Instructions to follow =>
Search the data for the word "icon" and copy every line where it occurs.

Input rows =>
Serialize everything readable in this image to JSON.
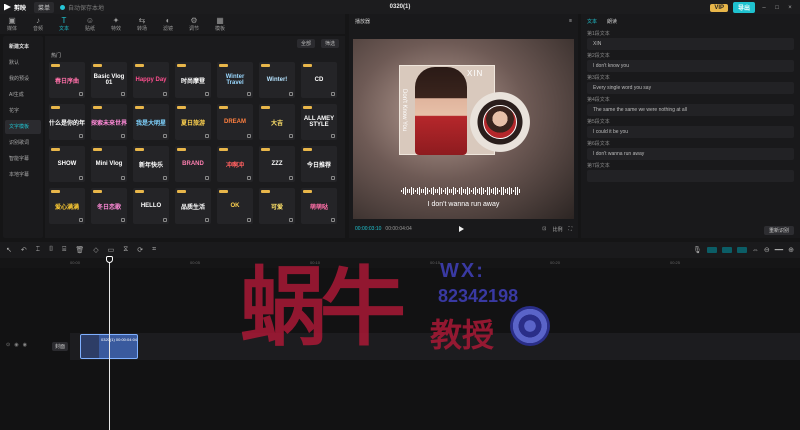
{
  "titlebar": {
    "app_name": "剪映",
    "menu_label": "菜单",
    "project_status": "自动保存本地",
    "title": "0320(1)",
    "vip": "VIP",
    "export": "导出"
  },
  "toolbar": {
    "tools": [
      {
        "label": "媒体",
        "icon": "media-icon"
      },
      {
        "label": "音频",
        "icon": "audio-icon"
      },
      {
        "label": "文本",
        "icon": "text-icon",
        "active": true
      },
      {
        "label": "贴纸",
        "icon": "sticker-icon"
      },
      {
        "label": "特效",
        "icon": "effects-icon"
      },
      {
        "label": "转场",
        "icon": "transition-icon"
      },
      {
        "label": "滤镜",
        "icon": "filter-icon"
      },
      {
        "label": "调节",
        "icon": "adjust-icon"
      },
      {
        "label": "模板",
        "icon": "template-icon"
      }
    ]
  },
  "sidebar": {
    "items": [
      {
        "label": "新建文本",
        "head": true
      },
      {
        "label": "默认"
      },
      {
        "label": "我的预设"
      },
      {
        "label": "AI生成"
      },
      {
        "label": "花字"
      },
      {
        "label": "文字模板",
        "active": true
      },
      {
        "label": "识别歌词"
      },
      {
        "label": "智能字幕"
      },
      {
        "label": "本地字幕"
      }
    ]
  },
  "assets": {
    "filter_label": "全部",
    "filter2_label": "筛选",
    "section": "热门",
    "tiles": [
      {
        "text": "春日序曲",
        "color": "#ff6fa8"
      },
      {
        "text": "Basic Vlog 01",
        "color": "#ffffff"
      },
      {
        "text": "Happy Day",
        "color": "#ff4f8f"
      },
      {
        "text": "时尚摩登",
        "color": "#ffffff"
      },
      {
        "text": "Winter Travel",
        "color": "#9ad8ff"
      },
      {
        "text": "Winter!",
        "color": "#b5e3ff"
      },
      {
        "text": "CD",
        "color": "#ffffff"
      },
      {
        "text": "什么是你的年",
        "color": "#ffffff"
      },
      {
        "text": "探索未来世界",
        "color": "#ff8ad8"
      },
      {
        "text": "我是大明星",
        "color": "#7fd3ff"
      },
      {
        "text": "夏日旅游",
        "color": "#ffd24f"
      },
      {
        "text": "DREAM",
        "color": "#ff7f3f"
      },
      {
        "text": "大吉",
        "color": "#ffe16a"
      },
      {
        "text": "ALL AMEY STYLE",
        "color": "#ffffff"
      },
      {
        "text": "SHOW",
        "color": "#ffffff"
      },
      {
        "text": "Mini Vlog",
        "color": "#ffffff"
      },
      {
        "text": "新年快乐",
        "color": "#ffffff"
      },
      {
        "text": "BRAND",
        "color": "#ff7fb0"
      },
      {
        "text": "冲啊冲",
        "color": "#ff5f5f"
      },
      {
        "text": "ZZZ",
        "color": "#ffffff"
      },
      {
        "text": "今日推荐",
        "color": "#ffffff"
      },
      {
        "text": "爱心满满",
        "color": "#ffcc33"
      },
      {
        "text": "冬日恋歌",
        "color": "#ff8ad8"
      },
      {
        "text": "HELLO",
        "color": "#ffffff"
      },
      {
        "text": "品质生活",
        "color": "#ffffff"
      },
      {
        "text": "OK",
        "color": "#ffd24f"
      },
      {
        "text": "可爱",
        "color": "#ffe36a"
      },
      {
        "text": "萌萌哒",
        "color": "#ff6fa8"
      }
    ]
  },
  "player": {
    "title": "播放器",
    "time_current": "00:00:03:10",
    "time_total": "00:00:04:04",
    "ratio_label": "比例",
    "overlay_xin": "XIN",
    "overlay_vertical": "Don't Know You",
    "caption": "I don't wanna run away"
  },
  "rpanel": {
    "tabs": [
      {
        "label": "文本",
        "active": true
      },
      {
        "label": "朗读"
      }
    ],
    "subtitles": [
      {
        "label": "第1段文本",
        "value": "XIN"
      },
      {
        "label": "第2段文本",
        "value": "I don't know you"
      },
      {
        "label": "第3段文本",
        "value": "Every single word you say"
      },
      {
        "label": "第4段文本",
        "value": "The same the same we were nothing at all"
      },
      {
        "label": "第5段文本",
        "value": "I could it be you"
      },
      {
        "label": "第6段文本",
        "value": "I don't wanna run away"
      },
      {
        "label": "第7段文本",
        "value": ""
      }
    ],
    "footer_btn": "重新识别"
  },
  "timeline": {
    "ruler": [
      "00:00",
      "00:05",
      "00:10",
      "00:15",
      "00:20",
      "00:25"
    ],
    "cover_label": "封面",
    "clip_label": "0320(1) 00:00:04:04"
  },
  "watermark": {
    "big": "蜗牛",
    "wx": "WX:",
    "number": "82342198",
    "sub": "教授"
  }
}
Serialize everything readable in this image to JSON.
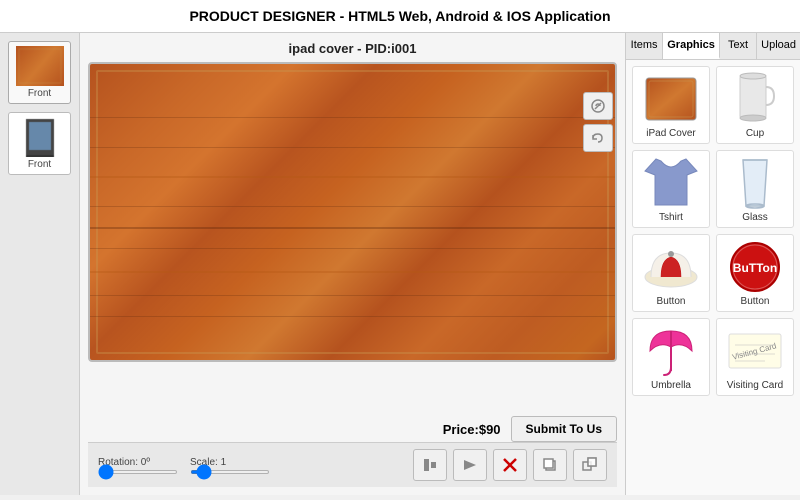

Task response =>
        "icon": "media-icon"
        "icon": "audio-icon"
        "icon": "text-icon",
        "icon": "sticker-icon"
        "icon": "effects-icon"
        "icon": "transition-icon"
        "icon": "filter-icon"
        "icon": "adjust-icon"
        "icon": "template-icon"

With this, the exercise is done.